# [Exercise data]
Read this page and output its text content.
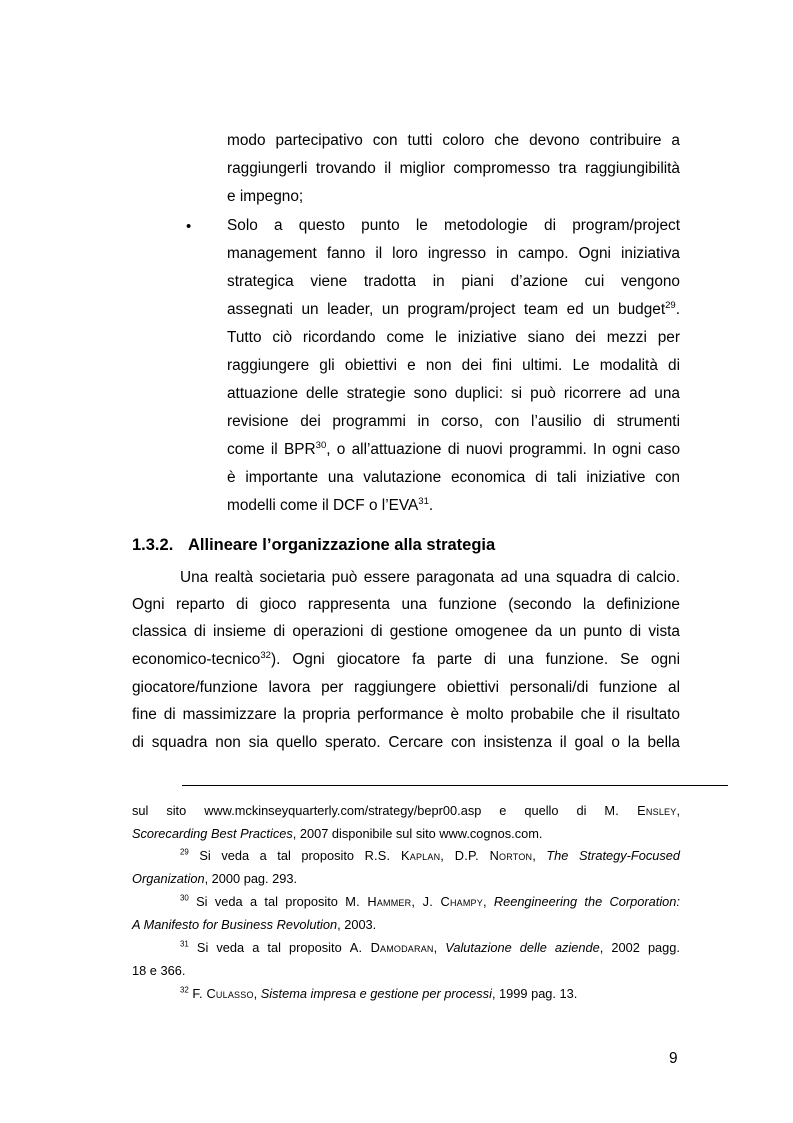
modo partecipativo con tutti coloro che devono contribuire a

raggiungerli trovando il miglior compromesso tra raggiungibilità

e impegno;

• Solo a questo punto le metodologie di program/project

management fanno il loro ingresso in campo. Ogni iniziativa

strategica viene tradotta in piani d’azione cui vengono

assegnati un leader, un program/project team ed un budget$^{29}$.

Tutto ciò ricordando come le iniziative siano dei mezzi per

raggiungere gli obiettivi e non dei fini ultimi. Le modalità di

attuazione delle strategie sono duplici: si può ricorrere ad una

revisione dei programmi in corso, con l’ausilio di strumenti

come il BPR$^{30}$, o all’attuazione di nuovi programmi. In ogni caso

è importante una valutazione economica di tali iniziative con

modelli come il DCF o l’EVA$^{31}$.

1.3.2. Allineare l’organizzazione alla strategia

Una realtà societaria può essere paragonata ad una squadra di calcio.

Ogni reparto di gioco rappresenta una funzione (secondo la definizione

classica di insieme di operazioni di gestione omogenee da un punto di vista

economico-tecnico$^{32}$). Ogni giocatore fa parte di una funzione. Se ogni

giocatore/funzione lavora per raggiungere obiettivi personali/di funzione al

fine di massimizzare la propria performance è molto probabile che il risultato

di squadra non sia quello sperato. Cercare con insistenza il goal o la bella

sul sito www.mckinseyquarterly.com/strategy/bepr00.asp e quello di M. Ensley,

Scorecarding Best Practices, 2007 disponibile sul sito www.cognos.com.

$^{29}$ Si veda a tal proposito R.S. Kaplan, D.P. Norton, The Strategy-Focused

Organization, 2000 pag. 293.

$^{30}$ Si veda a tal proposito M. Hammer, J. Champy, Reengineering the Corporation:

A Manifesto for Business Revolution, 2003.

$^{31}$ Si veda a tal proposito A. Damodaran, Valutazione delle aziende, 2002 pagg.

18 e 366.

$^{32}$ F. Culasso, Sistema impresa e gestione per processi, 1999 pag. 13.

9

# [Directive]
Looking at the data above, show all lines where the word "giocatore" occurs.

# [Finished task]
economico-tecnico$^{32}$). Ogni giocatore fa parte di una funzione. Se ogni
giocatore/funzione lavora per raggiungere obiettivi personali/di funzione al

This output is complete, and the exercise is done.